● **Document page data**:
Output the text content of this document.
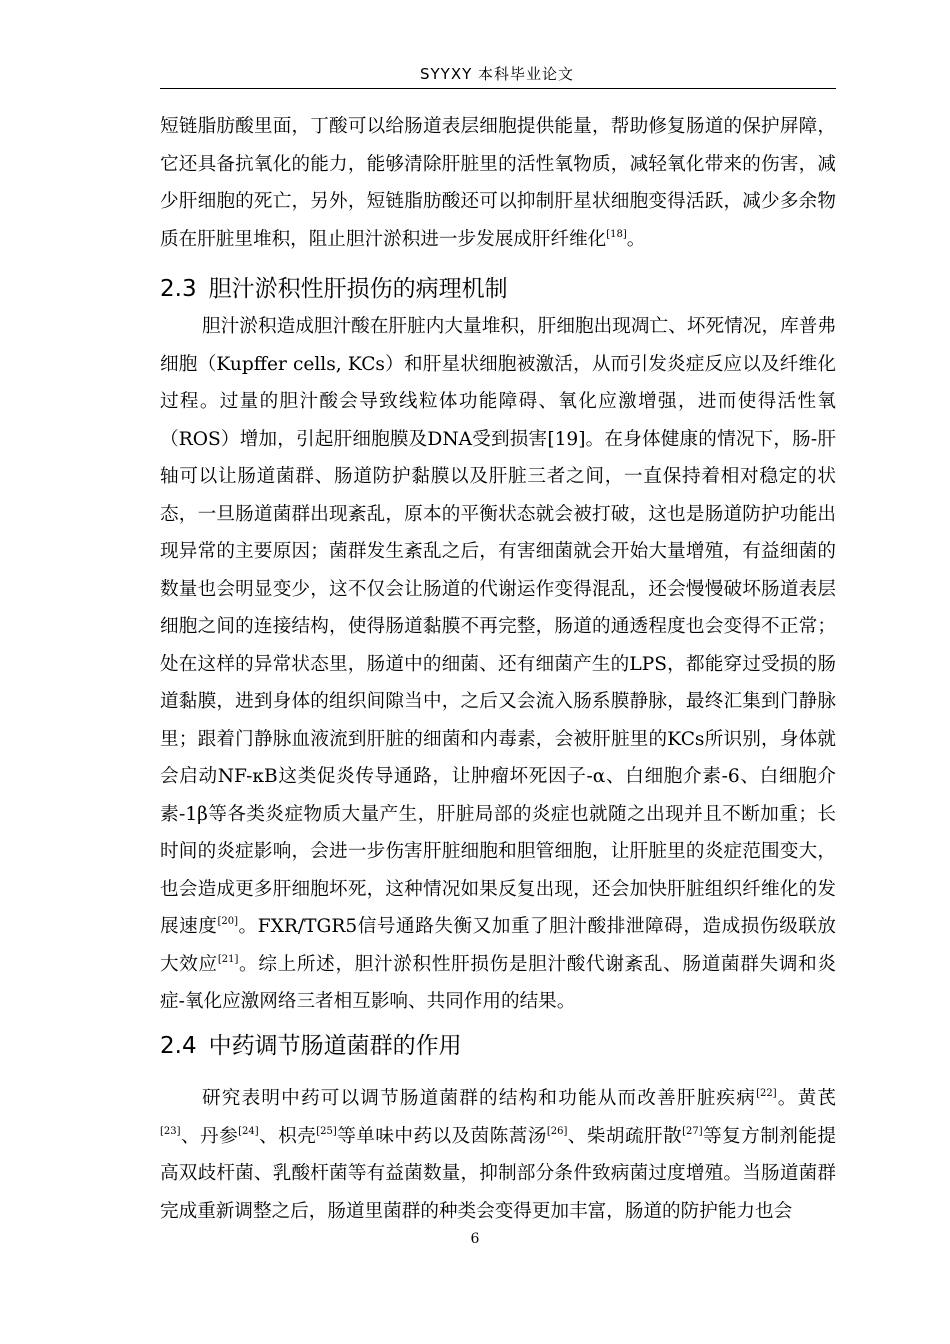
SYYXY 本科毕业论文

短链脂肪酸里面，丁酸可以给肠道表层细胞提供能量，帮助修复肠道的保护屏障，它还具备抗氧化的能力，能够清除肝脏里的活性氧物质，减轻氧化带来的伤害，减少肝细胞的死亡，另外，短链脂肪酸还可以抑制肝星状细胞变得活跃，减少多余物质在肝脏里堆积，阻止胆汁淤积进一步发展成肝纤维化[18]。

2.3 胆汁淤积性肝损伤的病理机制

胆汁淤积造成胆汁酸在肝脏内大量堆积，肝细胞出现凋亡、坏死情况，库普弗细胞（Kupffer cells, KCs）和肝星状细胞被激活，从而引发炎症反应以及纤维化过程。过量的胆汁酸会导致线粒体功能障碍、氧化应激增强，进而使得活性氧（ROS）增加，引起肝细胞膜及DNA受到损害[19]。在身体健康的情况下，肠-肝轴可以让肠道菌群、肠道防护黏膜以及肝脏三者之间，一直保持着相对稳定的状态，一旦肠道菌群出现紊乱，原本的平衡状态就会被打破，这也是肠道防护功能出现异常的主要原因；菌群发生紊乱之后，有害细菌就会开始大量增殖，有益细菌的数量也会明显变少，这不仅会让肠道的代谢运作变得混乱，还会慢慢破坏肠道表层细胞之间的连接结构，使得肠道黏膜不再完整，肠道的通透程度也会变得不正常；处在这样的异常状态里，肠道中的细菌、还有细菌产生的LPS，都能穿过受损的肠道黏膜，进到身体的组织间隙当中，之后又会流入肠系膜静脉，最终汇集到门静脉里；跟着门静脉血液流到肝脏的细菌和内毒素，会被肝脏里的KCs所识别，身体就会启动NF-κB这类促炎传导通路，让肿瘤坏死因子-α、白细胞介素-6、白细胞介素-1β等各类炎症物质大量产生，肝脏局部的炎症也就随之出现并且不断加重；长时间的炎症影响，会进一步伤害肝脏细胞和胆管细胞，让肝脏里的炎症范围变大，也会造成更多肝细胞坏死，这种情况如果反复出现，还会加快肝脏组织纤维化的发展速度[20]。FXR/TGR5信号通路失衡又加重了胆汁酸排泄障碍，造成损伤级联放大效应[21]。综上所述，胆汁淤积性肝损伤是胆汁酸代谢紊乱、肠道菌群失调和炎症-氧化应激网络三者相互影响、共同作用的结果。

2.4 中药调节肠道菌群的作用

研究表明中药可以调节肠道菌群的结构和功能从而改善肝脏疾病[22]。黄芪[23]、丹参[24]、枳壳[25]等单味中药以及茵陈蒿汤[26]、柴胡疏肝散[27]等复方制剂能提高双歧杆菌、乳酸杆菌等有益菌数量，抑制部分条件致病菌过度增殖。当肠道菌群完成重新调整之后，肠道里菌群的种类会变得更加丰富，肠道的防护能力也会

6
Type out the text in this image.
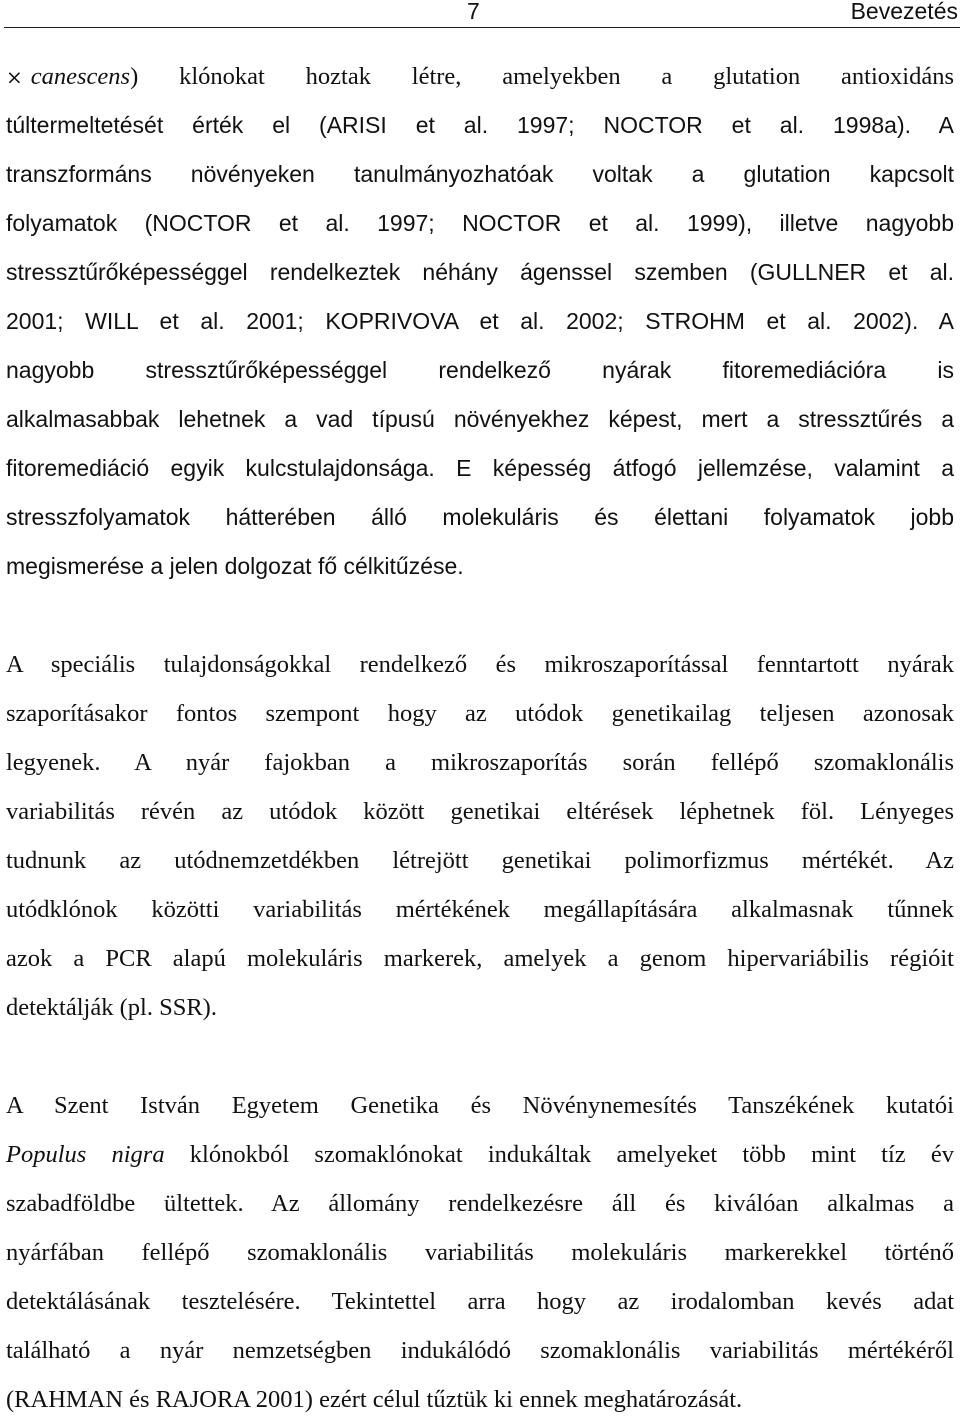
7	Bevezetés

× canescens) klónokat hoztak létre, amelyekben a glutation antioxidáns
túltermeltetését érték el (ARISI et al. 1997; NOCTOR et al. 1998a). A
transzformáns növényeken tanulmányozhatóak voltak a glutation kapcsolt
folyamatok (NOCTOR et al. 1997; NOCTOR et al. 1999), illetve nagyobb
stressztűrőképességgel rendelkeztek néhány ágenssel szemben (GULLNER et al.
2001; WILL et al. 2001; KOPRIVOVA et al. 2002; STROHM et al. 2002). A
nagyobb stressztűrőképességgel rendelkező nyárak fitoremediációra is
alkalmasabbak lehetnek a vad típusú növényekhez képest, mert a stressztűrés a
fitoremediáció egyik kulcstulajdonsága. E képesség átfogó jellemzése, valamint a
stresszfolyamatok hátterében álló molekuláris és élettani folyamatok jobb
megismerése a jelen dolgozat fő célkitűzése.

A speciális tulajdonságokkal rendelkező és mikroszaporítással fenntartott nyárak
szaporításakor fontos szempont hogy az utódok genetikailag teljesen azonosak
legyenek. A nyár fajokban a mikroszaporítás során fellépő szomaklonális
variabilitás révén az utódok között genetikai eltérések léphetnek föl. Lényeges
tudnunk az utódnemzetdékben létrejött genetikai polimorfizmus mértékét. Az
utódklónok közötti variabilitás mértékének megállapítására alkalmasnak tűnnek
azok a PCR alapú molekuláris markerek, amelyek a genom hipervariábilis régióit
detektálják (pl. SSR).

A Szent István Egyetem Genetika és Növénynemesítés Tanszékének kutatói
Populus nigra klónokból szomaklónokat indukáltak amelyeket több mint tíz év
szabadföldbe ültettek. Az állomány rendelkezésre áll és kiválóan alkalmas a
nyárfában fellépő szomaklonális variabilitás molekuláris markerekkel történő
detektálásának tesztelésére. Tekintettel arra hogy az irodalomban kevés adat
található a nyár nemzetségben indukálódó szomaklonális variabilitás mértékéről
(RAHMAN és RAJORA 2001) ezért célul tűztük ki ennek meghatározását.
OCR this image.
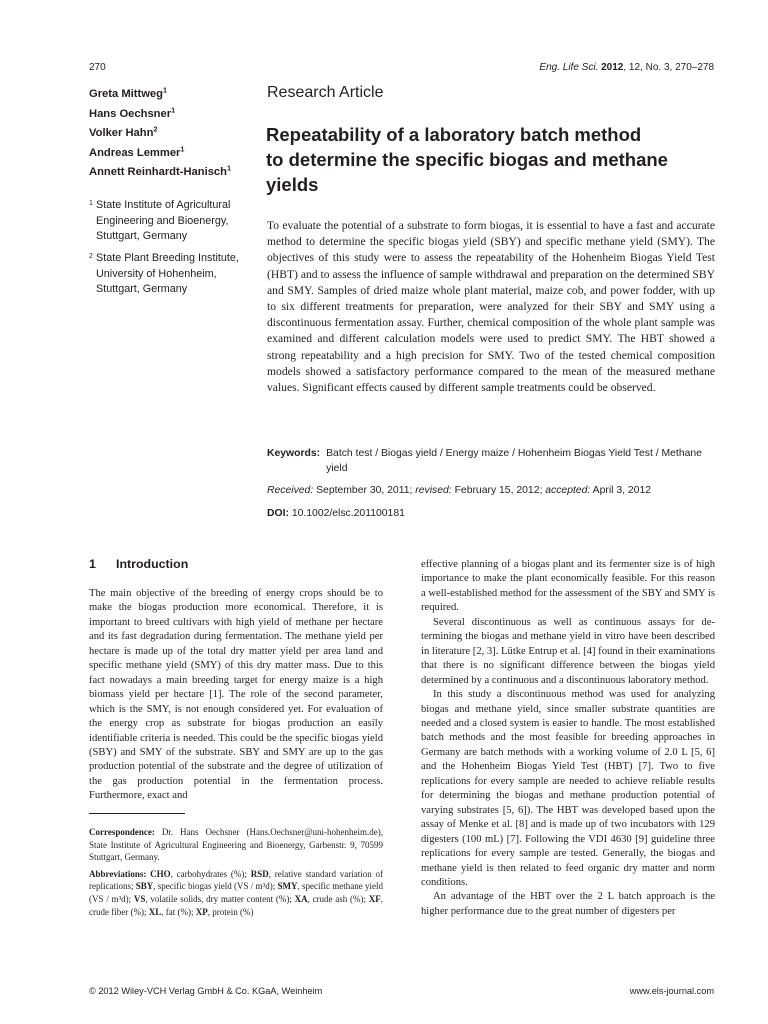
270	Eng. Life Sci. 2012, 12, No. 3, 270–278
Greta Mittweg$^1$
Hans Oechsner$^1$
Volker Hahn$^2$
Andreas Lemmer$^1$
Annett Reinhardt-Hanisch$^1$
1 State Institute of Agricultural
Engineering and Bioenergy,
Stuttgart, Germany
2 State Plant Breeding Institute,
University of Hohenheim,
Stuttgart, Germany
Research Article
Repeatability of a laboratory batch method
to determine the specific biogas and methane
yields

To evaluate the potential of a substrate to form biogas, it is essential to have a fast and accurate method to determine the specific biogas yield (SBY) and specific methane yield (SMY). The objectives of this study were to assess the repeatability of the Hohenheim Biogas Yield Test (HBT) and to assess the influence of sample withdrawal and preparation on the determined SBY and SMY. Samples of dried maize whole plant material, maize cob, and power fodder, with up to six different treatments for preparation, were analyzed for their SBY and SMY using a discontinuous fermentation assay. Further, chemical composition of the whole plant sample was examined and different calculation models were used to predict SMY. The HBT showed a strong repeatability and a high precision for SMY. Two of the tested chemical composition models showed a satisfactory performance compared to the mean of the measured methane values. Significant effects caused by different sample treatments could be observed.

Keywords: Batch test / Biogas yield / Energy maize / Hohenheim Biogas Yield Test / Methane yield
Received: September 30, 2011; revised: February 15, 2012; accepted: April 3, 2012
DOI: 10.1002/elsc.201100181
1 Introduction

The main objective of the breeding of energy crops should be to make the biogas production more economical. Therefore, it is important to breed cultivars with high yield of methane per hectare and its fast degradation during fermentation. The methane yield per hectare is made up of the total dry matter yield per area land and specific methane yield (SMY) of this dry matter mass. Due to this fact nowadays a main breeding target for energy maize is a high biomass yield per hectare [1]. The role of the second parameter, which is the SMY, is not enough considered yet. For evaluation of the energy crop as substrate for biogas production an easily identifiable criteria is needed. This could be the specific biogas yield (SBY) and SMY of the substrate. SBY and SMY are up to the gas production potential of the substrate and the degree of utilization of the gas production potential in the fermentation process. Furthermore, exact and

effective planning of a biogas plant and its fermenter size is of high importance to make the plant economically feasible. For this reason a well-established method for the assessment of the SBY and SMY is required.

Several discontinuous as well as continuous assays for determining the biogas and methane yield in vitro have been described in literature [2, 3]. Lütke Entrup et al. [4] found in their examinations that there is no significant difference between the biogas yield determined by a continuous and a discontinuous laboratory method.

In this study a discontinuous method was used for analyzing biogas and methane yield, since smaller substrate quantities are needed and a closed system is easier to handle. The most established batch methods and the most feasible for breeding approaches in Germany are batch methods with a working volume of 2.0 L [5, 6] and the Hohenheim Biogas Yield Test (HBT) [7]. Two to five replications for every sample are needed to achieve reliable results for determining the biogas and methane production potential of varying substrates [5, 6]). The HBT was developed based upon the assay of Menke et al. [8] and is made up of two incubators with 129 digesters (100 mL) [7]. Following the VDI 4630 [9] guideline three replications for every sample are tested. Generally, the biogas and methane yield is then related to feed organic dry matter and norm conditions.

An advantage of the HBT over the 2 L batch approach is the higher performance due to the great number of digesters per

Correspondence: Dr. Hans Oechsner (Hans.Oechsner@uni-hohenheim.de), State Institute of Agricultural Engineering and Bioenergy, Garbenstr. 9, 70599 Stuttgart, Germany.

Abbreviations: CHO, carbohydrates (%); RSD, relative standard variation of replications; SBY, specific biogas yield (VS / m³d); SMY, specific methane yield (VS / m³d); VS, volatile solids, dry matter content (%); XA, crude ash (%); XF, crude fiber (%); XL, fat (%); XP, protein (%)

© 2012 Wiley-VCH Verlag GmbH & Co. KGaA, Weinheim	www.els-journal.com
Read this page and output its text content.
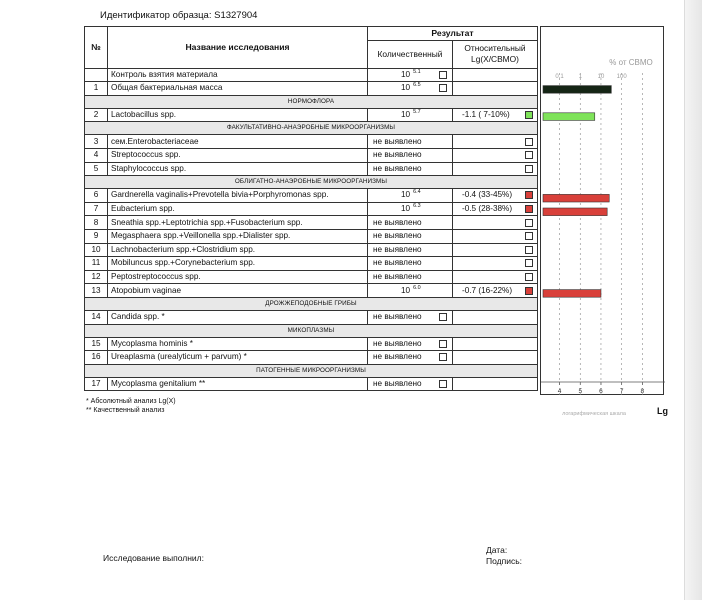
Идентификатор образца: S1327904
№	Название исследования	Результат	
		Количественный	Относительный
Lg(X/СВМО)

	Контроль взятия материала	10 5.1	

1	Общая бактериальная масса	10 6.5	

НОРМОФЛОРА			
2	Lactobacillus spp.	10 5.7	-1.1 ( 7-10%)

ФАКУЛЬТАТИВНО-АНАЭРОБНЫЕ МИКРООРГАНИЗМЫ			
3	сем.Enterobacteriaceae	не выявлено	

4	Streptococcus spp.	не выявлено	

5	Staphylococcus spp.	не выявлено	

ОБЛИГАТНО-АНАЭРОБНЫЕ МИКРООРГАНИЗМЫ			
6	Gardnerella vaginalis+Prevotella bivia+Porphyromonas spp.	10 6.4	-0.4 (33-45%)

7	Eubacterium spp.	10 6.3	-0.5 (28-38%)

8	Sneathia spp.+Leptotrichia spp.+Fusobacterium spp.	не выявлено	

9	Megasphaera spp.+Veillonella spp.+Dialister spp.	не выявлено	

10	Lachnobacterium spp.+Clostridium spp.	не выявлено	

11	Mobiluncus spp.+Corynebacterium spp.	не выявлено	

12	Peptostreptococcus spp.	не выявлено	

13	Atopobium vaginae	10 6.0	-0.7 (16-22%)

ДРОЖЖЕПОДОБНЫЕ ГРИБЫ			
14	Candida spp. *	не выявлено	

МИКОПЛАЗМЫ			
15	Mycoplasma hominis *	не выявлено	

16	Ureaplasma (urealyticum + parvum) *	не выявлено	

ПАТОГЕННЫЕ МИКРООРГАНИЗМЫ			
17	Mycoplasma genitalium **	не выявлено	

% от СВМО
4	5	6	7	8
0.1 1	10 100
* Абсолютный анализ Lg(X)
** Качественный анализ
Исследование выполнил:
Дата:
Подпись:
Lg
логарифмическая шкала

● **Task details**: The answer must consist of each line from the entries that contains the string "digesters".

● **Response area**:
In this study a discontinuous method was used for analyzing biogas and methane yield, since smaller substrate quantities are needed and a closed system is easier to handle. The most established batch methods and the most feasible for breeding approaches in Germany are batch methods with a working volume of 2.0 L [5, 6] and the Hohenheim Biogas Yield Test (HBT) [7]. Two to five replications for every sample are needed to achieve reliable results for determining the biogas and methane production potential of varying substrates [5, 6]). The HBT was developed based upon the assay of Menke et al. [8] and is made up of two incubators with 129 digesters (100 mL) [7]. Following the VDI 4630 [9] guideline three replications for every sample are tested. Generally, the biogas and methane yield is then related to feed organic dry matter and norm conditions.
An advantage of the HBT over the 2 L batch approach is the higher performance due to the great number of digesters per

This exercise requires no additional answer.